-- Work to do --
Repeat the material below exactly, with no pictures.
┌─ Items
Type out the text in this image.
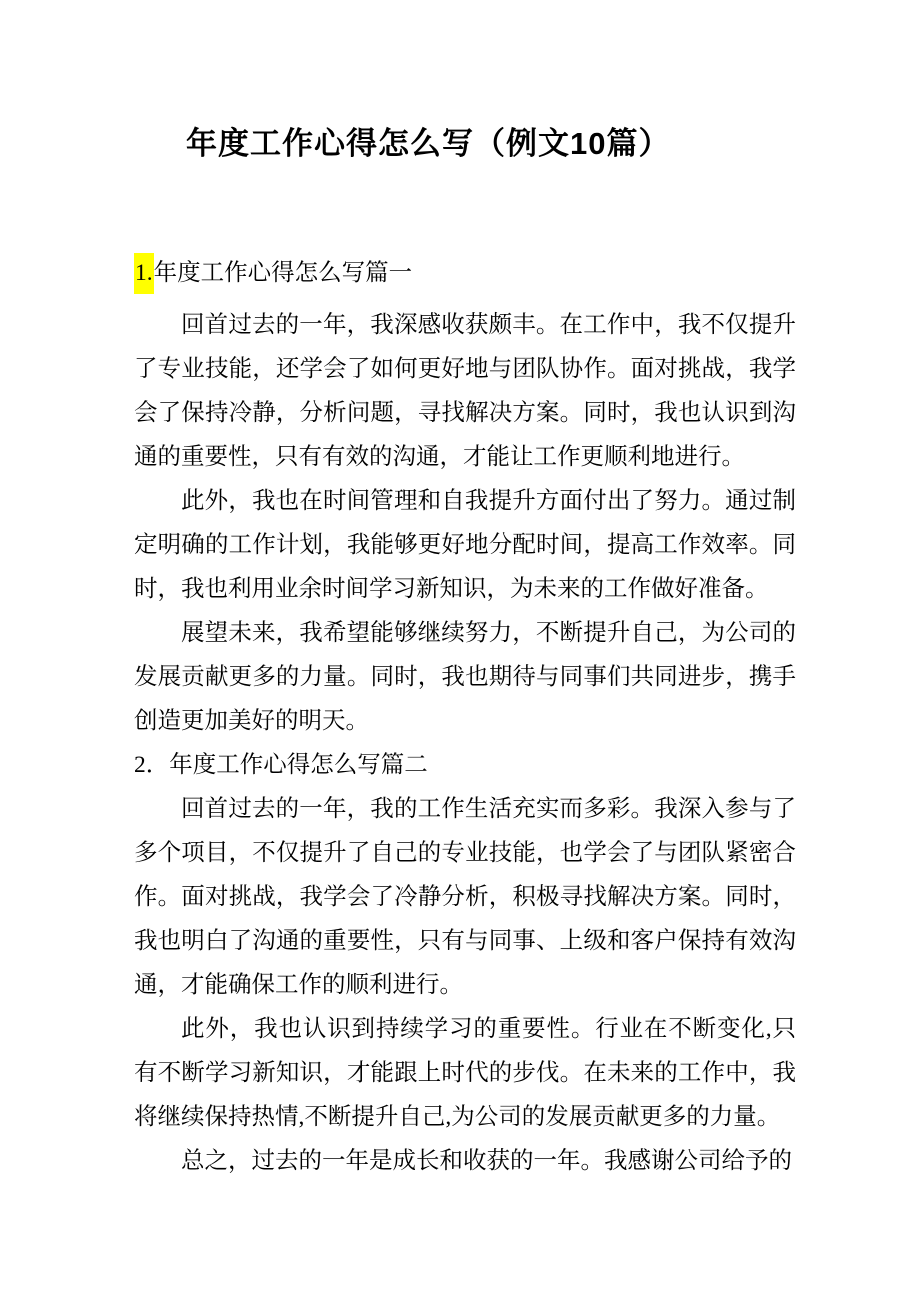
年度工作心得怎么写（例文10篇）
1.年度工作心得怎么写篇一

回首过去的一年，我深感收获颇丰。在工作中，我不仅提升了专业技能，还学会了如何更好地与团队协作。面对挑战，我学会了保持冷静，分析问题，寻找解决方案。同时，我也认识到沟通的重要性，只有有效的沟通，才能让工作更顺利地进行。

此外，我也在时间管理和自我提升方面付出了努力。通过制定明确的工作计划，我能够更好地分配时间，提高工作效率。同时，我也利用业余时间学习新知识，为未来的工作做好准备。

展望未来，我希望能够继续努力，不断提升自己，为公司的发展贡献更多的力量。同时，我也期待与同事们共同进步，携手创造更加美好的明天。

2．年度工作心得怎么写篇二

回首过去的一年，我的工作生活充实而多彩。我深入参与了多个项目，不仅提升了自己的专业技能，也学会了与团队紧密合作。面对挑战，我学会了冷静分析，积极寻找解决方案。同时，我也明白了沟通的重要性，只有与同事、上级和客户保持有效沟通，才能确保工作的顺利进行。

此外，我也认识到持续学习的重要性。行业在不断变化,只有不断学习新知识，才能跟上时代的步伐。在未来的工作中，我将继续保持热情,不断提升自己,为公司的发展贡献更多的力量。

总之，过去的一年是成长和收获的一年。我感谢公司给予的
└─
-- Solution --
Type out the text in this image.
年度工作心得怎么写（例文10篇）
1.年度工作心得怎么写篇一

回首过去的一年，我深感收获颇丰。在工作中，我不仅提升了专业技能，还学会了如何更好地与团队协作。面对挑战，我学会了保持冷静，分析问题，寻找解决方案。同时，我也认识到沟通的重要性，只有有效的沟通，才能让工作更顺利地进行。

此外，我也在时间管理和自我提升方面付出了努力。通过制定明确的工作计划，我能够更好地分配时间，提高工作效率。同时，我也利用业余时间学习新知识，为未来的工作做好准备。

展望未来，我希望能够继续努力，不断提升自己，为公司的发展贡献更多的力量。同时，我也期待与同事们共同进步，携手创造更加美好的明天。

2．年度工作心得怎么写篇二

回首过去的一年，我的工作生活充实而多彩。我深入参与了多个项目，不仅提升了自己的专业技能，也学会了与团队紧密合作。面对挑战，我学会了冷静分析，积极寻找解决方案。同时，我也明白了沟通的重要性，只有与同事、上级和客户保持有效沟通，才能确保工作的顺利进行。

此外，我也认识到持续学习的重要性。行业在不断变化,只有不断学习新知识，才能跟上时代的步伐。在未来的工作中，我将继续保持热情,不断提升自己,为公司的发展贡献更多的力量。

总之，过去的一年是成长和收获的一年。我感谢公司给予的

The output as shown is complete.